§ **TASK TO CARRY OUT**: All of the entries need to be written out again, exactly as they are.

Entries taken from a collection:
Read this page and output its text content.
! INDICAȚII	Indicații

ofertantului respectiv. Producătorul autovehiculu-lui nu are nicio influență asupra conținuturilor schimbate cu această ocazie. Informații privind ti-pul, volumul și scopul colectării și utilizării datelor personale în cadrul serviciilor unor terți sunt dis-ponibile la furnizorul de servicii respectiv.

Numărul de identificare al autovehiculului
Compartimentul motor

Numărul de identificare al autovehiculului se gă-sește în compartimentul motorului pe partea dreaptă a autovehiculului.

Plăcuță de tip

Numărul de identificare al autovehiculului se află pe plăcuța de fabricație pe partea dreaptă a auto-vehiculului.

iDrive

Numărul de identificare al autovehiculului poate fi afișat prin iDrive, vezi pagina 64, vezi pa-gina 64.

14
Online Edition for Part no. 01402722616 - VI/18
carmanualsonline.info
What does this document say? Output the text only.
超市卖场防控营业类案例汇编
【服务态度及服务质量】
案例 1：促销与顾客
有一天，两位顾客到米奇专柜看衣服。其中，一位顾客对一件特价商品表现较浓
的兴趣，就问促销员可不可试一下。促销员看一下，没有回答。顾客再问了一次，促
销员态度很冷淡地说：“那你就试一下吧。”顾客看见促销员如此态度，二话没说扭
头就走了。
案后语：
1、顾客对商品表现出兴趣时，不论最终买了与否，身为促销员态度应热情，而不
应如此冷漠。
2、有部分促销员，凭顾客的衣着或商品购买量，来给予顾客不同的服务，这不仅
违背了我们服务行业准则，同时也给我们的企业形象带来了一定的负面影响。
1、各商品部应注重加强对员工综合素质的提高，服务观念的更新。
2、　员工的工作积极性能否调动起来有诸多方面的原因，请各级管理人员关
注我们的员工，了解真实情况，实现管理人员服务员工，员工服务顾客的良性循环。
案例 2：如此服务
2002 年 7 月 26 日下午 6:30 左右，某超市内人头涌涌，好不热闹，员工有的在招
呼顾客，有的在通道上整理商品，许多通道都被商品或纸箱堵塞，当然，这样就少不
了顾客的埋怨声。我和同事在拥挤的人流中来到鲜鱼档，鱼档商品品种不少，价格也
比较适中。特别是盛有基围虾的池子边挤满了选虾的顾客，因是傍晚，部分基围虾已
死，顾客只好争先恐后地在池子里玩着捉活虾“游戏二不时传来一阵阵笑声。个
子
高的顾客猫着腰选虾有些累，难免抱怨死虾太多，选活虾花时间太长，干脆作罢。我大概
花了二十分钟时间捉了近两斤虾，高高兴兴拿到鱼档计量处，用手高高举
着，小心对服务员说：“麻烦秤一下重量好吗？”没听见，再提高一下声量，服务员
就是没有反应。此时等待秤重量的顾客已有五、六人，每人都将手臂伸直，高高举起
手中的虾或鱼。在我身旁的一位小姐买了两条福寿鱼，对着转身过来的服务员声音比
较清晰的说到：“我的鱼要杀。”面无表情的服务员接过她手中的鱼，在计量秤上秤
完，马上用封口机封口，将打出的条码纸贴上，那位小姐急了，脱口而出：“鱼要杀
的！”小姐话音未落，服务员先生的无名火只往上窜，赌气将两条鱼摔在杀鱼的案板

§ **COMPLETE OUTPUT**:
Read this page and output its text content.
! INDICAȚII	Indicații

ofertantului respectiv. Producătorul autovehiculu-lui nu are nicio influență asupra conținuturilor schimbate cu această ocazie. Informații privind ti-pul, volumul și scopul colectării și utilizării datelor personale în cadrul serviciilor unor terți sunt dis-ponibile la furnizorul de servicii respectiv.

Numărul de identificare al autovehiculului
Compartimentul motor

Numărul de identificare al autovehiculului se gă-sește în compartimentul motorului pe partea dreaptă a autovehiculului.

Plăcuță de tip

Numărul de identificare al autovehiculului se află pe plăcuța de fabricație pe partea dreaptă a auto-vehiculului.

iDrive

Numărul de identificare al autovehiculului poate fi afișat prin iDrive, vezi pagina 64, vezi pa-gina 64.

14
Online Edition for Part no. 01402722616 - VI/18
carmanualsonline.info
What does this document say? Output the text only.
超市卖场防控营业类案例汇编
【服务态度及服务质量】
案例 1：促销与顾客
有一天，两位顾客到米奇专柜看衣服。其中，一位顾客对一件特价商品表现较浓
的兴趣，就问促销员可不可试一下。促销员看一下，没有回答。顾客再问了一次，促
销员态度很冷淡地说：“那你就试一下吧。”顾客看见促销员如此态度，二话没说扭
头就走了。
案后语：
1、顾客对商品表现出兴趣时，不论最终买了与否，身为促销员态度应热情，而不
应如此冷漠。
2、有部分促销员，凭顾客的衣着或商品购买量，来给予顾客不同的服务，这不仅
违背了我们服务行业准则，同时也给我们的企业形象带来了一定的负面影响。
1、各商品部应注重加强对员工综合素质的提高，服务观念的更新。
2、　员工的工作积极性能否调动起来有诸多方面的原因，请各级管理人员关
注我们的员工，了解真实情况，实现管理人员服务员工，员工服务顾客的良性循环。
案例 2：如此服务
2002 年 7 月 26 日下午 6:30 左右，某超市内人头涌涌，好不热闹，员工有的在招
呼顾客，有的在通道上整理商品，许多通道都被商品或纸箱堵塞，当然，这样就少不
了顾客的埋怨声。我和同事在拥挤的人流中来到鲜鱼档，鱼档商品品种不少，价格也
比较适中。特别是盛有基围虾的池子边挤满了选虾的顾客，因是傍晚，部分基围虾已
死，顾客只好争先恐后地在池子里玩着捉活虾“游戏二不时传来一阵阵笑声。个
子
高的顾客猫着腰选虾有些累，难免抱怨死虾太多，选活虾花时间太长，干脆作罢。我大概
花了二十分钟时间捉了近两斤虾，高高兴兴拿到鱼档计量处，用手高高举
着，小心对服务员说：“麻烦秤一下重量好吗？”没听见，再提高一下声量，服务员
就是没有反应。此时等待秤重量的顾客已有五、六人，每人都将手臂伸直，高高举起
手中的虾或鱼。在我身旁的一位小姐买了两条福寿鱼，对着转身过来的服务员声音比
较清晰的说到：“我的鱼要杀。”面无表情的服务员接过她手中的鱼，在计量秤上秤
完，马上用封口机封口，将打出的条码纸贴上，那位小姐急了，脱口而出：“鱼要杀
的！”小姐话音未落，服务员先生的无名火只往上窜，赌气将两条鱼摔在杀鱼的案板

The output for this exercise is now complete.